STATED TASK: Find all the lines with "ಷಗಳನ" and gather them.

— begin SUPPLIED ENTRIES —

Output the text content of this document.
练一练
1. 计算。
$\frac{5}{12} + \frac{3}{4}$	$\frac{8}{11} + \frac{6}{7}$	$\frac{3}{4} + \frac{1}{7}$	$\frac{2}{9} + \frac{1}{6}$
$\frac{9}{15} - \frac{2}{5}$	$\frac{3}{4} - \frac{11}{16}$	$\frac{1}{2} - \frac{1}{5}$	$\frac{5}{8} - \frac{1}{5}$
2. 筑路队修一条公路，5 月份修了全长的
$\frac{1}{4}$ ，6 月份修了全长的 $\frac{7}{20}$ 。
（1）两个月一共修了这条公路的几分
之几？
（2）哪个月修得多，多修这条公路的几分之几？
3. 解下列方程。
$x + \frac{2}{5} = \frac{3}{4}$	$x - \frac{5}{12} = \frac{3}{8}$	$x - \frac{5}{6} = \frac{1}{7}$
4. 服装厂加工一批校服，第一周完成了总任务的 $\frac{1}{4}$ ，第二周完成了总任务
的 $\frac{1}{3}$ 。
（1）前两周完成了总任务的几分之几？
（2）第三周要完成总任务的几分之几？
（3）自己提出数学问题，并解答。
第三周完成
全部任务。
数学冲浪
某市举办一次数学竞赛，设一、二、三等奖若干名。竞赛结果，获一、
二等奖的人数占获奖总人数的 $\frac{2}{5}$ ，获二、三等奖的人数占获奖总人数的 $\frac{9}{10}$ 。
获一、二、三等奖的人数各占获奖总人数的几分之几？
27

— end SUPPLIED ENTRIES —
— begin SUPPLIED ENTRIES —

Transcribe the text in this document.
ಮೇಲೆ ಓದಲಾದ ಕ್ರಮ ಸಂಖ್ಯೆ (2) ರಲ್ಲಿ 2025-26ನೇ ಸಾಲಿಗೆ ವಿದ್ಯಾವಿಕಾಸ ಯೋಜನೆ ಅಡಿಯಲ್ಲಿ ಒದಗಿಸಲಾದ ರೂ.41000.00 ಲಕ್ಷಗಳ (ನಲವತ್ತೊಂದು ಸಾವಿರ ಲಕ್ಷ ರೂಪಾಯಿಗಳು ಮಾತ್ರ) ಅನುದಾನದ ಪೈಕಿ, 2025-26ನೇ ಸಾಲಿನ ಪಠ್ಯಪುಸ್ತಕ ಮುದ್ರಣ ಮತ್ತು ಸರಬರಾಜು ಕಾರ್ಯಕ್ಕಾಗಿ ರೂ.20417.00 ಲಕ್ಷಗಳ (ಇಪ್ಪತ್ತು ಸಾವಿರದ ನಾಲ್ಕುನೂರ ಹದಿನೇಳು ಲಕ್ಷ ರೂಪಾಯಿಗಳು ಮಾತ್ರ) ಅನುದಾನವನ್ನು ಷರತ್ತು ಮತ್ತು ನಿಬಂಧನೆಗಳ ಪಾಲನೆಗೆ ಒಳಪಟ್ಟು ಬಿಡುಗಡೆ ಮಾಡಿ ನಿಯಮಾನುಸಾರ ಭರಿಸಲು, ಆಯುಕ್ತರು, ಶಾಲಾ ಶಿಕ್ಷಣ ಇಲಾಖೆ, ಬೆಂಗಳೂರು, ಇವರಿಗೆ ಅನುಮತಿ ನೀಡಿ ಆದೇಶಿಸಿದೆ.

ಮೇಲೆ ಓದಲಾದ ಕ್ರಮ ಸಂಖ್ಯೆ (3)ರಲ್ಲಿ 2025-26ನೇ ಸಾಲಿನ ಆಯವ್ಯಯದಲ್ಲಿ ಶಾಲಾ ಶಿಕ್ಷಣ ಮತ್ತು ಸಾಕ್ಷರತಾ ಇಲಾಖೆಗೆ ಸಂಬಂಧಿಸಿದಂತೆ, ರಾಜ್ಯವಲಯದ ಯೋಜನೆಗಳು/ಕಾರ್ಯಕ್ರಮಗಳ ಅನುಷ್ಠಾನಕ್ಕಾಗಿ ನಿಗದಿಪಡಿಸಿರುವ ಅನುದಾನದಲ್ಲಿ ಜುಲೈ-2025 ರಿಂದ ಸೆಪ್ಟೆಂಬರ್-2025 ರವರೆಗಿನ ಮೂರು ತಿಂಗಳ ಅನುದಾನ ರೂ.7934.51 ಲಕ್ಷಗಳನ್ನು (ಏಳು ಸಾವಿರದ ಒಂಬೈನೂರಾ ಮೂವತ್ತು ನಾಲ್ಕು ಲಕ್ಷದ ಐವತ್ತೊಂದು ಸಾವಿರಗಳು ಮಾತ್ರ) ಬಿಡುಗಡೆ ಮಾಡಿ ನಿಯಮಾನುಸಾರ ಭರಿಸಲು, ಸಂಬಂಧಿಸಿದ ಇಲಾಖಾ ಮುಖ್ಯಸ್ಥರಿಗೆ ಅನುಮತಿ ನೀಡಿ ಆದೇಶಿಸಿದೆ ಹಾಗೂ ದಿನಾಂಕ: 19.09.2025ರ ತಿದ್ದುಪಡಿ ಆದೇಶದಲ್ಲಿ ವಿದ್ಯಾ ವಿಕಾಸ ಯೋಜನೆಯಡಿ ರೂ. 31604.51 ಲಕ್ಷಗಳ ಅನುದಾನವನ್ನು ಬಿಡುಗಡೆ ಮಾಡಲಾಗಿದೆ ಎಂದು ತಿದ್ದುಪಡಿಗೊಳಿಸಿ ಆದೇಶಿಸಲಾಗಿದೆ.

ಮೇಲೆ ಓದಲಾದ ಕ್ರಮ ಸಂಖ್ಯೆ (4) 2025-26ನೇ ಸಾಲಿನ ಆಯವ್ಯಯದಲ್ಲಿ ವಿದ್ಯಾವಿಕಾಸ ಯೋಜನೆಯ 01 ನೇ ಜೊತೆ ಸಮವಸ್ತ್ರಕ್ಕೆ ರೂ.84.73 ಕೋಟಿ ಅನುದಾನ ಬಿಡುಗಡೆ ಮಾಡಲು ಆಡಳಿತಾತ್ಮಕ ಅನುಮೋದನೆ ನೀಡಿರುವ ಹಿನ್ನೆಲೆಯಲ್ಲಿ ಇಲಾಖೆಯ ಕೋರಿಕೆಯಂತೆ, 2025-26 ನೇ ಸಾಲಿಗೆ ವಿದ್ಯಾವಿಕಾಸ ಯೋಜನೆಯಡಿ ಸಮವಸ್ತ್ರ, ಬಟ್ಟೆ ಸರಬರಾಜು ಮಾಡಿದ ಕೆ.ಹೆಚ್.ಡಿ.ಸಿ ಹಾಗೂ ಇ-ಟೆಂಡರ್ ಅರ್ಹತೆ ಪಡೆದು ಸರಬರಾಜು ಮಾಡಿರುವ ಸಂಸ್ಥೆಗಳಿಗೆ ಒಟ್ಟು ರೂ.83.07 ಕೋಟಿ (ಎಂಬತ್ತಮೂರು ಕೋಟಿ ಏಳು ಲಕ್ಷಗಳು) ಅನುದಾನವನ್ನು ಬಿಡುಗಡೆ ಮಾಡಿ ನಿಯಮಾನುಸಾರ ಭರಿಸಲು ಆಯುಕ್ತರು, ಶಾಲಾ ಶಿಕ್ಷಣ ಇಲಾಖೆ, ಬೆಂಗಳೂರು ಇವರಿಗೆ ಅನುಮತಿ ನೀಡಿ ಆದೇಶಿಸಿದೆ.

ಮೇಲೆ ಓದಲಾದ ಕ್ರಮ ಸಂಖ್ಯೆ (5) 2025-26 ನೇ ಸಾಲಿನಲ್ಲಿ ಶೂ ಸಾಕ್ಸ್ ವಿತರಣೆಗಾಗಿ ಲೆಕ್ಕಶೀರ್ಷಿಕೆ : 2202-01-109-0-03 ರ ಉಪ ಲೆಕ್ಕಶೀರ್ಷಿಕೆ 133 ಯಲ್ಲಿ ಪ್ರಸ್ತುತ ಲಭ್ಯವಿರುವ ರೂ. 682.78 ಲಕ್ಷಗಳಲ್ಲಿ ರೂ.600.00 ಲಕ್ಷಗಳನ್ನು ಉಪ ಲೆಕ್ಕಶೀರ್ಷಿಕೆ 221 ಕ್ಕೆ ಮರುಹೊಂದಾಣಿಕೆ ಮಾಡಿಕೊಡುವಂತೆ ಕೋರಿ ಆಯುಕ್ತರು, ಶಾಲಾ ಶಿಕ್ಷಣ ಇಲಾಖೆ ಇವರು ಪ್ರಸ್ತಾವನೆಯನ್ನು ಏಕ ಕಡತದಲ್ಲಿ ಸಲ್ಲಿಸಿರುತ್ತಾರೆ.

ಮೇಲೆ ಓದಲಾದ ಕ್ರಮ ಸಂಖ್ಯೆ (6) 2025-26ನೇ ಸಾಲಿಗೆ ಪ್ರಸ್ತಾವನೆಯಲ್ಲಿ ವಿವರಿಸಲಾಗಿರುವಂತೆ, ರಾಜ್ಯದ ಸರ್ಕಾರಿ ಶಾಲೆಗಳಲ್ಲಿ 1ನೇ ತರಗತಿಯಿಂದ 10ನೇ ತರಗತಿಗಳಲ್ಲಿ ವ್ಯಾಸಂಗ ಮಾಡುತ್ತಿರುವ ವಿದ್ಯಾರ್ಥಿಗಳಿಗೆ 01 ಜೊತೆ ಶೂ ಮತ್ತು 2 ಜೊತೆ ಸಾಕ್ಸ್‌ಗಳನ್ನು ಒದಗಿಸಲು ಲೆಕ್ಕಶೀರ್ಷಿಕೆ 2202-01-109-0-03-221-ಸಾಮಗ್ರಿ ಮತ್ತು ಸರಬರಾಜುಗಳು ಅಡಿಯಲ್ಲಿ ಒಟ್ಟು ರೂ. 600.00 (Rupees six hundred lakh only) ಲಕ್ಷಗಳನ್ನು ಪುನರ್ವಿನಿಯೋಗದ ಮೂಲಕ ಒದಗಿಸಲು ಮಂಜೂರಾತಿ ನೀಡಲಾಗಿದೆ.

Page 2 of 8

— end SUPPLIED ENTRIES —
— begin SUPPLIED ENTRIES —

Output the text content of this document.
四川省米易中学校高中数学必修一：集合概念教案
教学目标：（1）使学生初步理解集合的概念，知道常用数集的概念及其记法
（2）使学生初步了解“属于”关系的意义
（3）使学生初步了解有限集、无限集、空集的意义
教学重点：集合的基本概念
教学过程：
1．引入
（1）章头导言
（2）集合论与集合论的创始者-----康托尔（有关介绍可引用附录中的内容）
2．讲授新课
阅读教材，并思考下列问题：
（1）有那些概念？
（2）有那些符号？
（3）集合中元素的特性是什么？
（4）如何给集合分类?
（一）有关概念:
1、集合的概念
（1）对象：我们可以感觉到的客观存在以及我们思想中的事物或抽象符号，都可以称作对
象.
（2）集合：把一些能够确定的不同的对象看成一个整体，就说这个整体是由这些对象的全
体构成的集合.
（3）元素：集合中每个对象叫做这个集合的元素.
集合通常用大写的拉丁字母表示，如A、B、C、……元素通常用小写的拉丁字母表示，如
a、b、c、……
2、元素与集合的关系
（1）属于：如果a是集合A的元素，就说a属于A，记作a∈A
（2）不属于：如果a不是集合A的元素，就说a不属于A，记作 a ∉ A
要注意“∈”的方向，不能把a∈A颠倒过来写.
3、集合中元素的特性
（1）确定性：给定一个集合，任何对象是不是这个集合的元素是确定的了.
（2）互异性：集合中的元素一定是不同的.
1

— end SUPPLIED ENTRIES —

SOLUTION TO THE PROBLEM:
ಮೇಲೆ ಓದಲಾದ ಕ್ರಮ ಸಂಖ್ಯೆ (3)ರಲ್ಲಿ 2025-26ನೇ ಸಾಲಿನ ಆಯವ್ಯಯದಲ್ಲಿ ಶಾಲಾ ಶಿಕ್ಷಣ ಮತ್ತು ಸಾಕ್ಷರತಾ ಇಲಾಖೆಗೆ ಸಂಬಂಧಿಸಿದಂತೆ, ರಾಜ್ಯವಲಯದ ಯೋಜನೆಗಳು/ಕಾರ್ಯಕ್ರಮಗಳ ಅನುಷ್ಠಾನಕ್ಕಾಗಿ ನಿಗದಿಪಡಿಸಿರುವ ಅನುದಾನದಲ್ಲಿ ಜುಲೈ-2025 ರಿಂದ ಸೆಪ್ಟೆಂಬರ್-2025 ರವರೆಗಿನ ಮೂರು ತಿಂಗಳ ಅನುದಾನ ರೂ.7934.51 ಲಕ್ಷಗಳನ್ನು (ಏಳು ಸಾವಿರದ ಒಂಬೈನೂರಾ ಮೂವತ್ತು ನಾಲ್ಕು ಲಕ್ಷದ ಐವತ್ತೊಂದು ಸಾವಿರಗಳು ಮಾತ್ರ) ಬಿಡುಗಡೆ ಮಾಡಿ ನಿಯಮಾನುಸಾರ ಭರಿಸಲು, ಸಂಬಂಧಿಸಿದ ಇಲಾಖಾ ಮುಖ್ಯಸ್ಥರಿಗೆ ಅನುಮತಿ ನೀಡಿ ಆದೇಶಿಸಿದೆ ಹಾಗೂ ದಿನಾಂಕ: 19.09.2025ರ ತಿದ್ದುಪಡಿ ಆದೇಶದಲ್ಲಿ ವಿದ್ಯಾ ವಿಕಾಸ ಯೋಜನೆಯಡಿ ರೂ. 31604.51 ಲಕ್ಷಗಳ ಅನುದಾನವನ್ನು ಬಿಡುಗಡೆ ಮಾಡಲಾಗಿದೆ ಎಂದು ತಿದ್ದುಪಡಿಗೊಳಿಸಿ ಆದೇಶಿಸಲಾಗಿದೆ.
ಮೇಲೆ ಓದಲಾದ ಕ್ರಮ ಸಂಖ್ಯೆ (5) 2025-26 ನೇ ಸಾಲಿನಲ್ಲಿ ಶೂ ಸಾಕ್ಸ್ ವಿತರಣೆಗಾಗಿ ಲೆಕ್ಕಶೀರ್ಷಿಕೆ : 2202-01-109-0-03 ರ ಉಪ ಲೆಕ್ಕಶೀರ್ಷಿಕೆ 133 ಯಲ್ಲಿ ಪ್ರಸ್ತುತ ಲಭ್ಯವಿರುವ ರೂ. 682.78 ಲಕ್ಷಗಳಲ್ಲಿ ರೂ.600.00 ಲಕ್ಷಗಳನ್ನು ಉಪ ಲೆಕ್ಕಶೀರ್ಷಿಕೆ 221 ಕ್ಕೆ ಮರುಹೊಂದಾಣಿಕೆ ಮಾಡಿಕೊಡುವಂತೆ ಕೋರಿ ಆಯುಕ್ತರು, ಶಾಲಾ ಶಿಕ್ಷಣ ಇಲಾಖೆ ಇವರು ಪ್ರಸ್ತಾವನೆಯನ್ನು ಏಕ ಕಡತದಲ್ಲಿ ಸಲ್ಲಿಸಿರುತ್ತಾರೆ.
ಮೇಲೆ ಓದಲಾದ ಕ್ರಮ ಸಂಖ್ಯೆ (6) 2025-26ನೇ ಸಾಲಿಗೆ ಪ್ರಸ್ತಾವನೆಯಲ್ಲಿ ವಿವರಿಸಲಾಗಿರುವಂತೆ, ರಾಜ್ಯದ ಸರ್ಕಾರಿ ಶಾಲೆಗಳಲ್ಲಿ 1ನೇ ತರಗತಿಯಿಂದ 10ನೇ ತರಗತಿಗಳಲ್ಲಿ ವ್ಯಾಸಂಗ ಮಾಡುತ್ತಿರುವ ವಿದ್ಯಾರ್ಥಿಗಳಿಗೆ 01 ಜೊತೆ ಶೂ ಮತ್ತು 2 ಜೊತೆ ಸಾಕ್ಸ್‌ಗಳನ್ನು ಒದಗಿಸಲು ಲೆಕ್ಕಶೀರ್ಷಿಕೆ 2202-01-109-0-03-221-ಸಾಮಗ್ರಿ ಮತ್ತು ಸರಬರಾಜುಗಳು ಅಡಿಯಲ್ಲಿ ಒಟ್ಟು ರೂ. 600.00 (Rupees six hundred lakh only) ಲಕ್ಷಗಳನ್ನು ಪುನರ್ವಿನಿಯೋಗದ ಮೂಲಕ ಒದಗಿಸಲು ಮಂಜೂರಾತಿ ನೀಡಲಾಗಿದೆ.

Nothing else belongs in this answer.